◆ DATA SUPPLIED ◆
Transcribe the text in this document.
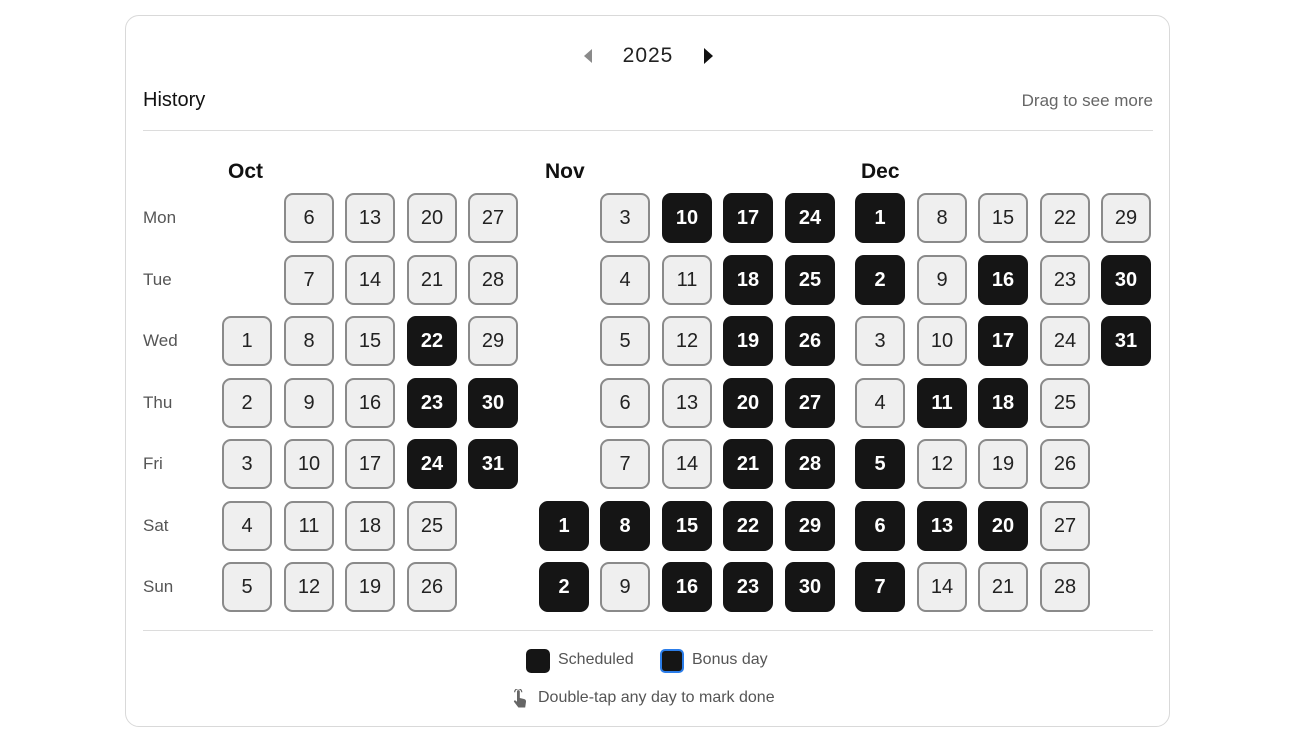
2025
History	Drag to see more
Mon
Tue
Wed
Thu
Fri
Sat
Sun
Oct
1
2
3
4
5
6
7
8
9
10
11
12
13
14
15
16
17
18
19
20
21
22
23
24
25
26
27
28
29
30
31
Nov
1
2
3
4
5
6
7
8
9
10
11
12
13
14
15
16
17
18
19
20
21
22
23
24
25
26
27
28
29
30
Dec
1
2
3
4
5
6
7
8
9
10
11
12
13
14
15
16
17
18
19
20
21
22
23
24
25
26
27
28
29
30
31
Scheduled	Bonus day
Double-tap any day to mark done
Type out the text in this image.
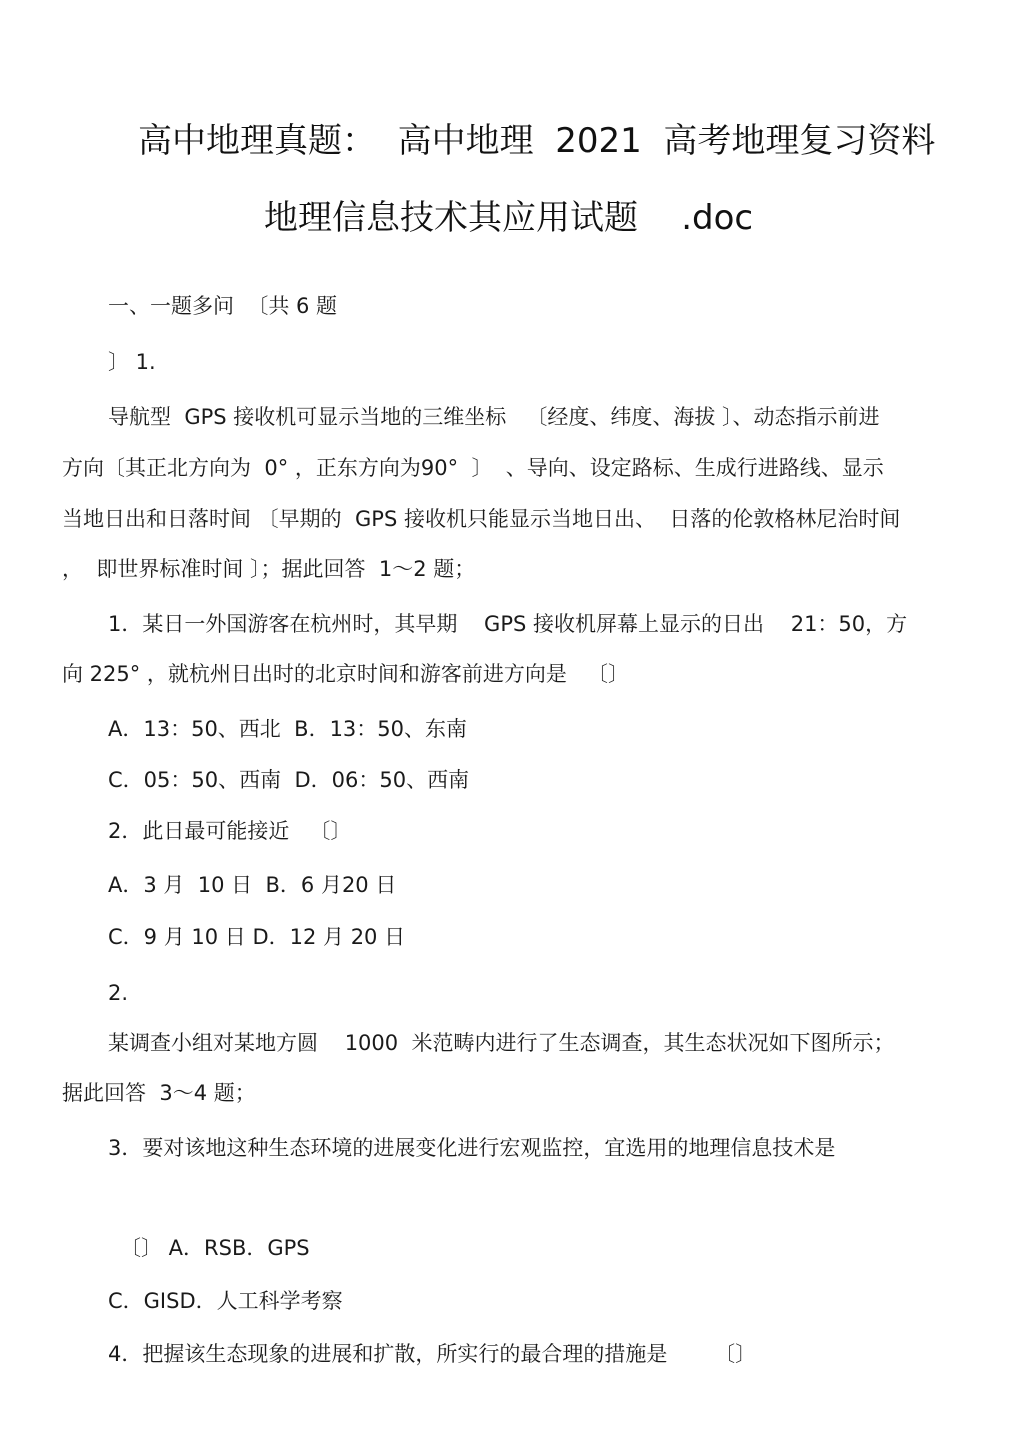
高中地理真题：  高中地理  2021  高考地理复习资料
地理信息技术其应用试题    .doc
一、一题多问  〔共 6 题
〕 1.
导航型  GPS 接收机可显示当地的三维坐标   〔经度、纬度、海拔 〕、动态指示前进
方向〔其正北方向为  0° ，正东方向为90°  〕  、导向、设定路标、生成行进路线、显示
当地日出和日落时间 〔早期的  GPS 接收机只能显示当地日出、  日落的伦敦格林尼治时间
，  即世界标准时间 〕；据此回答  1～2 题；
1．某日一外国游客在杭州时，其早期    GPS 接收机屏幕上显示的日出    21：50，方
向 225° ，就杭州日出时的北京时间和游客前进方向是   〔〕
A．13：50、西北  B．13：50、东南
C．05：50、西南  D．06：50、西南
2．此日最可能接近   〔〕
A．3 月  10 日  B．6 月20 日
C．9 月 10 日 D．12 月 20 日
2.
某调查小组对某地方圆    1000  米范畴内进行了生态调查，其生态状况如下图所示；
据此回答  3～4 题；
3．要对该地这种生态环境的进展变化进行宏观监控，宜选用的地理信息技术是
〔〕 A．RSB．GPS
C．GISD．人工科学考察
4．把握该生态现象的进展和扩散，所实行的最合理的措施是       〔〕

◆ BRIEF ◆
Output an exact copy of the lines from the one with "Type out the text in this image." through the closing line of the records, inclusive, without any images.

◆ SOLUTION ◆
Type out the text in this image.
高中地理真题：  高中地理  2021  高考地理复习资料
地理信息技术其应用试题    .doc
一、一题多问  〔共 6 题
〕 1.
导航型  GPS 接收机可显示当地的三维坐标   〔经度、纬度、海拔 〕、动态指示前进
方向〔其正北方向为  0° ，正东方向为90°  〕  、导向、设定路标、生成行进路线、显示
当地日出和日落时间 〔早期的  GPS 接收机只能显示当地日出、  日落的伦敦格林尼治时间
，  即世界标准时间 〕；据此回答  1～2 题；
1．某日一外国游客在杭州时，其早期    GPS 接收机屏幕上显示的日出    21：50，方
向 225° ，就杭州日出时的北京时间和游客前进方向是   〔〕
A．13：50、西北  B．13：50、东南
C．05：50、西南  D．06：50、西南
2．此日最可能接近   〔〕
A．3 月  10 日  B．6 月20 日
C．9 月 10 日 D．12 月 20 日
2.
某调查小组对某地方圆    1000  米范畴内进行了生态调查，其生态状况如下图所示；
据此回答  3～4 题；
3．要对该地这种生态环境的进展变化进行宏观监控，宜选用的地理信息技术是
〔〕 A．RSB．GPS
C．GISD．人工科学考察
4．把握该生态现象的进展和扩散，所实行的最合理的措施是       〔〕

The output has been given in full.